==== Task input

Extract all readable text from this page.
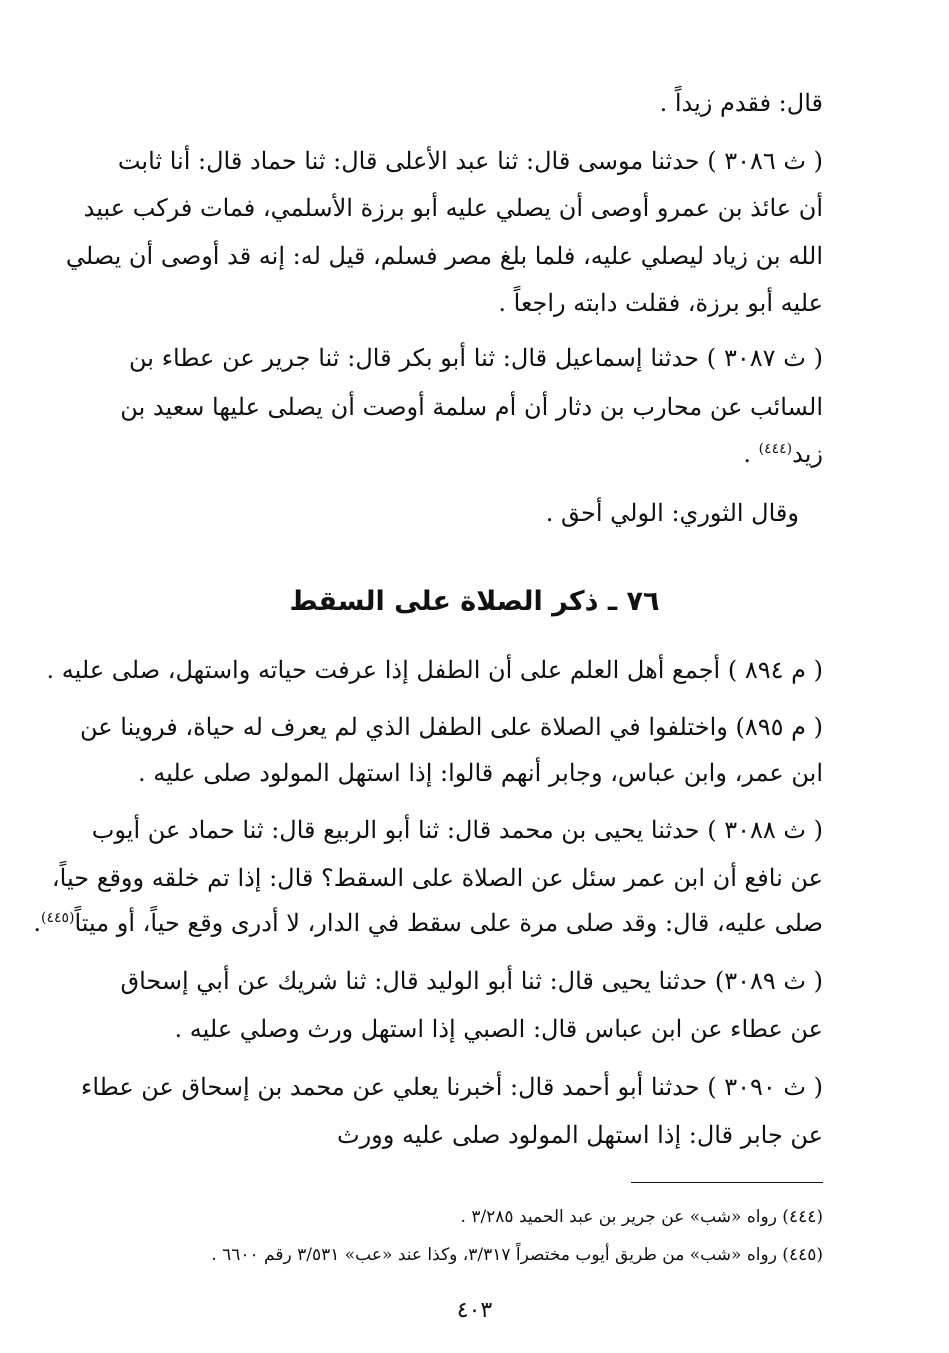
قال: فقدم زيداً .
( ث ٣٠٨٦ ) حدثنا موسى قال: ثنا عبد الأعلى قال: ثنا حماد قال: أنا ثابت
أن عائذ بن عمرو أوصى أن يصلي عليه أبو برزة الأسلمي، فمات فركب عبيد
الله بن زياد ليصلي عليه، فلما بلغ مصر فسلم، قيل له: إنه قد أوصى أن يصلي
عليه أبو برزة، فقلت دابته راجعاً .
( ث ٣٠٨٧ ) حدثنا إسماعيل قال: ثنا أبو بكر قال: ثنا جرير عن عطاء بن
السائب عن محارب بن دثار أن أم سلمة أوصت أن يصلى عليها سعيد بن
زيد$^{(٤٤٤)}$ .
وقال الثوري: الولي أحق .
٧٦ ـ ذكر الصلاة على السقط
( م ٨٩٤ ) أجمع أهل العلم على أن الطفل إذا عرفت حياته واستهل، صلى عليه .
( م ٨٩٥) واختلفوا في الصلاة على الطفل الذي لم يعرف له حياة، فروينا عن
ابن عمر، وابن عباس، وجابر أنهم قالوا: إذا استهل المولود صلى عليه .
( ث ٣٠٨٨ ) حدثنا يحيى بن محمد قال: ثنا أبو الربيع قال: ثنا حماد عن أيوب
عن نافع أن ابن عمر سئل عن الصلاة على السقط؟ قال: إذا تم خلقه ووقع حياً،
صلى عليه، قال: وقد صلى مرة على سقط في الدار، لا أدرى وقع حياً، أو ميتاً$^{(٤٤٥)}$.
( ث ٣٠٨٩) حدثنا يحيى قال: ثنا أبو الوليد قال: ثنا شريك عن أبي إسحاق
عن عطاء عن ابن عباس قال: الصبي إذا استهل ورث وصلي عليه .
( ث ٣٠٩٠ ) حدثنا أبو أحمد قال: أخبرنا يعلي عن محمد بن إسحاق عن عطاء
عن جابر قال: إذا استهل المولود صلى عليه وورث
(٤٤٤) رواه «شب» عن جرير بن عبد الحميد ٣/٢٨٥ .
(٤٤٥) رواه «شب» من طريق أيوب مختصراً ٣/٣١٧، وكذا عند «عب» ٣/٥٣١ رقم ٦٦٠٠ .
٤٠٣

========
==== Task input

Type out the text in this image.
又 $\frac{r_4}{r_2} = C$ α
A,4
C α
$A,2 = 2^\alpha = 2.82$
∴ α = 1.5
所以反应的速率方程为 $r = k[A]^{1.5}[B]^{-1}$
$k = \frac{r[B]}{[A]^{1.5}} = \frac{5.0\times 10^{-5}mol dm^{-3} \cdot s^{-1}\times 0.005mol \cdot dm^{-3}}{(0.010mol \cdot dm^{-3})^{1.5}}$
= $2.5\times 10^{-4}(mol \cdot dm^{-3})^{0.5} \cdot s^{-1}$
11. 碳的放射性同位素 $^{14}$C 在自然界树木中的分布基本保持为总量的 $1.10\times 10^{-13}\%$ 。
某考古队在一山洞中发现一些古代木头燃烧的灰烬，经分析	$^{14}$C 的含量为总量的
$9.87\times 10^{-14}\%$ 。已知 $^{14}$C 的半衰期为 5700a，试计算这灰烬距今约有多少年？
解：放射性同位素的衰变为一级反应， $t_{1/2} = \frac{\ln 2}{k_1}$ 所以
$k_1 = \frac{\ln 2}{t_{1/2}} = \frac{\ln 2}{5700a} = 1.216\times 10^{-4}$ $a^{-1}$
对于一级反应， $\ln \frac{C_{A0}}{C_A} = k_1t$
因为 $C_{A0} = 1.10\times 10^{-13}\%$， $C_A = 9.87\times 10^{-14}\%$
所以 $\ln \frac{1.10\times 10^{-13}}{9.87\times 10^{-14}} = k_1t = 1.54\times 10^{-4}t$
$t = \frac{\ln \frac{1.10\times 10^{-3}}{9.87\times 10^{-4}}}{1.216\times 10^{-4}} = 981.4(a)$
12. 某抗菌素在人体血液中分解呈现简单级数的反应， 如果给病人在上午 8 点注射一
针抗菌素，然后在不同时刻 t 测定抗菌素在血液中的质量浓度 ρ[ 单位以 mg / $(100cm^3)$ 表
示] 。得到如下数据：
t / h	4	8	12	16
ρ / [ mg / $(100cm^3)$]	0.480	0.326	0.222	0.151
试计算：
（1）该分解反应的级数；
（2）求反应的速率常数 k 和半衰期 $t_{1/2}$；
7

========

Task description:
Copy each line above where the string "this" occurs.

Written response:
Extract all readable text from this page.
Type out the text in this image.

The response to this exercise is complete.